_Goal_
Check each line of the listing below for the string "policy", and copy the ones that have it.

----

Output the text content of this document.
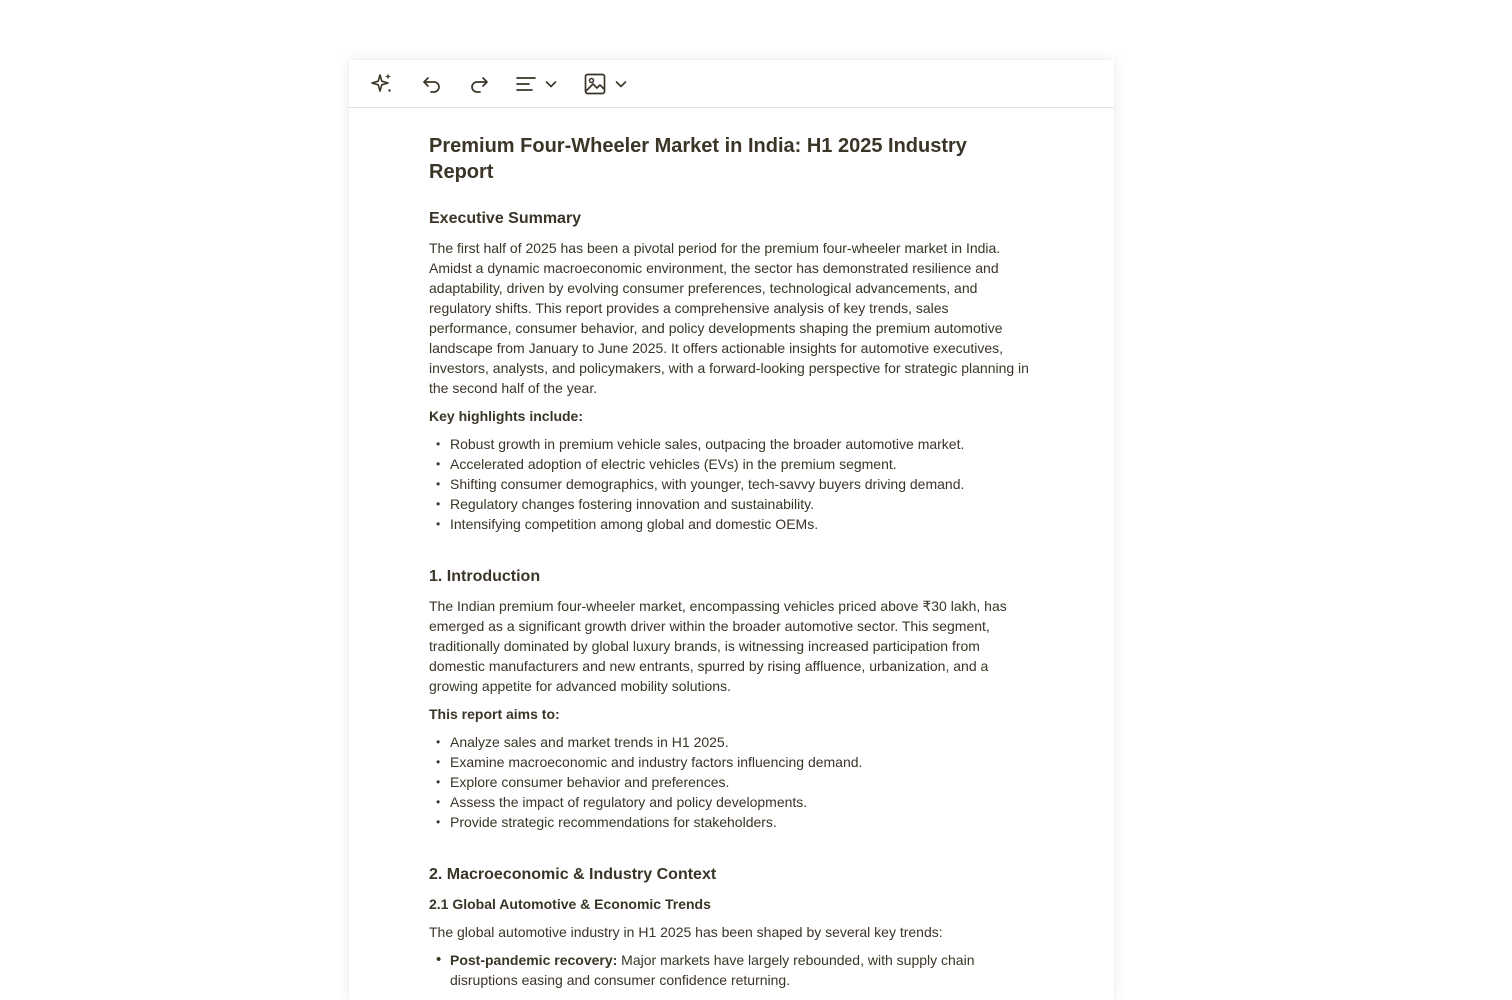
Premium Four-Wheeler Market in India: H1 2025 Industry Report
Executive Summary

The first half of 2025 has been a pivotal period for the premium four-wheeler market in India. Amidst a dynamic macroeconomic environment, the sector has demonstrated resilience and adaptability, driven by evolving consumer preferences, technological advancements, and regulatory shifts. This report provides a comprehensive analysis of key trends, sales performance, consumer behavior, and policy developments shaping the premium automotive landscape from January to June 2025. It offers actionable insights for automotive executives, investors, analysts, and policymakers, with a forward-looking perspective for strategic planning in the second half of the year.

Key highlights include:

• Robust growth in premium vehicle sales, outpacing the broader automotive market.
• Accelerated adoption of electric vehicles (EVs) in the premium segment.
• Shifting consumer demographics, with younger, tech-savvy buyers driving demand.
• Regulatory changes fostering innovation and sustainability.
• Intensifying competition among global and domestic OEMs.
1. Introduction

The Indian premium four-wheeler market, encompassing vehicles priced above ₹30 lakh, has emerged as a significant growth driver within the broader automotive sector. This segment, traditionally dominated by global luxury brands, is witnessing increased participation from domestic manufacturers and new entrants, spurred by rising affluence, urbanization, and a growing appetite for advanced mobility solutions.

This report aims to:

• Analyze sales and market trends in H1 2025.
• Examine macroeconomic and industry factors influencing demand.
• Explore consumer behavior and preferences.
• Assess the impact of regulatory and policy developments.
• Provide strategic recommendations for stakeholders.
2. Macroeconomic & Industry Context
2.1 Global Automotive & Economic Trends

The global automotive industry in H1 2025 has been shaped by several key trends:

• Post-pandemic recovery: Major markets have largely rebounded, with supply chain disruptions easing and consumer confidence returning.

----

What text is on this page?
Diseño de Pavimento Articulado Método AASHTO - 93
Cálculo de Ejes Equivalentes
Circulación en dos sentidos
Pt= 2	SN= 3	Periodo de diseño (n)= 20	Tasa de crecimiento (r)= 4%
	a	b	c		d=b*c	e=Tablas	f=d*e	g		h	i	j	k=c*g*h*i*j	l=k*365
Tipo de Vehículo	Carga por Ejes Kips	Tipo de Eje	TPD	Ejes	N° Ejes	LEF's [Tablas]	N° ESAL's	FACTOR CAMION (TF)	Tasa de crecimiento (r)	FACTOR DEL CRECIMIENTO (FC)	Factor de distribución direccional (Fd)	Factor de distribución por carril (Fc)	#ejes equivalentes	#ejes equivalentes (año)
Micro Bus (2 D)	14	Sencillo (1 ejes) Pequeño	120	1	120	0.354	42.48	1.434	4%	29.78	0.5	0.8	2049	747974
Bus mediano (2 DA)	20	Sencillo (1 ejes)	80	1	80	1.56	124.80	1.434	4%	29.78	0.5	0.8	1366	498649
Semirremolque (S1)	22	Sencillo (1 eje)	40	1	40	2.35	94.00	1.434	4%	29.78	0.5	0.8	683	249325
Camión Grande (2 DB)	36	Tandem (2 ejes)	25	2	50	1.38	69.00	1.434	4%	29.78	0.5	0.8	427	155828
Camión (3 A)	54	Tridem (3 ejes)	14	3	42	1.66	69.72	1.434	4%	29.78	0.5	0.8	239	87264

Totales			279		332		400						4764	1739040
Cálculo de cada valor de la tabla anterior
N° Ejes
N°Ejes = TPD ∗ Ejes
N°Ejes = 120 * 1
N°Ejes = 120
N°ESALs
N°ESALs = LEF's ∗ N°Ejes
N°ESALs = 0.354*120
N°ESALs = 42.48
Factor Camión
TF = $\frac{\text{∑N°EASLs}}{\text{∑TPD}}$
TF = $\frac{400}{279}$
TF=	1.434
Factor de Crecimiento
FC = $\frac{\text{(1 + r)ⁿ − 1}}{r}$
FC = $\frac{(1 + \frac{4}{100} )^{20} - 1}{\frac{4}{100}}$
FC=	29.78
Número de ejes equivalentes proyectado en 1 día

----

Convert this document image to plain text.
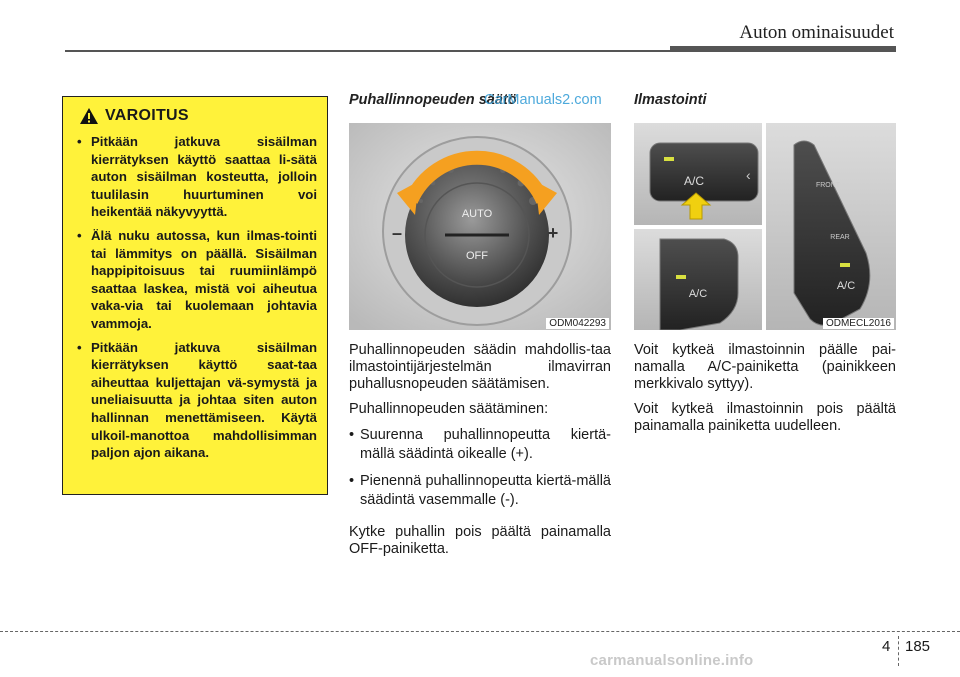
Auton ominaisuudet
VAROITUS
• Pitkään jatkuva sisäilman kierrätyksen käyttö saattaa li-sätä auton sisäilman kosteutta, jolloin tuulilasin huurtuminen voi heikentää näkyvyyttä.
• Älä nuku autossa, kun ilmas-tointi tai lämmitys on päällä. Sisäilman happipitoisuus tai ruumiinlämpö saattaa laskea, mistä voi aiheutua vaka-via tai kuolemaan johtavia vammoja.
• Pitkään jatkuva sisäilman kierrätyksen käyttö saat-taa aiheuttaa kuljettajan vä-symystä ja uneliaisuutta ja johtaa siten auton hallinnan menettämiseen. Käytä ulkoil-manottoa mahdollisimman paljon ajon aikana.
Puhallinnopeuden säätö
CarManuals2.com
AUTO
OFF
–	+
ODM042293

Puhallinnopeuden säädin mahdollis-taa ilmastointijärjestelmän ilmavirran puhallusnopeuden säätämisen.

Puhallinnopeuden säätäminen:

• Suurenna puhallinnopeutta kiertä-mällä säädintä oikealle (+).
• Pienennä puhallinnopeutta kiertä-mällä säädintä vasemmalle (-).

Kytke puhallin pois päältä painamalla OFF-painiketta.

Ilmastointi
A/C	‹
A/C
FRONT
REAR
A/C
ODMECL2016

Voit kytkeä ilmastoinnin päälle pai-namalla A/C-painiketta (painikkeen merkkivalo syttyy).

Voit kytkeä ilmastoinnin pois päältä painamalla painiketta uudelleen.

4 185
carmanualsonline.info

----

_Written solution_
The first half of 2025 has been a pivotal period for the premium four-wheeler market in India. Amidst a dynamic macroeconomic environment, the sector has demonstrated resilience and adaptability, driven by evolving consumer preferences, technological advancements, and regulatory shifts. This report provides a comprehensive analysis of key trends, sales performance, consumer behavior, and policy developments shaping the premium automotive landscape from January to June 2025. It offers actionable insights for automotive executives, investors, analysts, and policymakers, with a forward-looking perspective for strategic planning in the second half of the year.
• Assess the impact of regulatory and policy developments.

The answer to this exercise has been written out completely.